Problem statement: Examine the material below. Gather every line in which the string "caption" appears.

Source records:

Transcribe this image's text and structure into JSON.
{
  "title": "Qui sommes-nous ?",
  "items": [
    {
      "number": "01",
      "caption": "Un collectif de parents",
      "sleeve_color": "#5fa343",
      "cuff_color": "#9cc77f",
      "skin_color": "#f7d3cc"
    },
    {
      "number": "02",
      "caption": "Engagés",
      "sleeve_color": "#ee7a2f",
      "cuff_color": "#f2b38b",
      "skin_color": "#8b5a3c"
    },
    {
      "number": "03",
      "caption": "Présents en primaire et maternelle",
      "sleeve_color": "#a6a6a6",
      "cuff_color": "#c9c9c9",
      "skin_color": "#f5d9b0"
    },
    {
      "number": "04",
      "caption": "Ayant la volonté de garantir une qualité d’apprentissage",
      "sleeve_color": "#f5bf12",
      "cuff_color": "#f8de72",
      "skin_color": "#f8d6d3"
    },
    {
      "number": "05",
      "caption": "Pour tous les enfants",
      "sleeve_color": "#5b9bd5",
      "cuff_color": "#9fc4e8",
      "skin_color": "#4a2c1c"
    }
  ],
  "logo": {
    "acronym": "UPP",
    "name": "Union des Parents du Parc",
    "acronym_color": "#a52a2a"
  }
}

Response to this task:
      "caption": "Un collectif de parents",
      "caption": "Engagés",
      "caption": "Présents en primaire et maternelle",
      "caption": "Ayant la volonté de garantir une qualité d’apprentissage",
      "caption": "Pour tous les enfants",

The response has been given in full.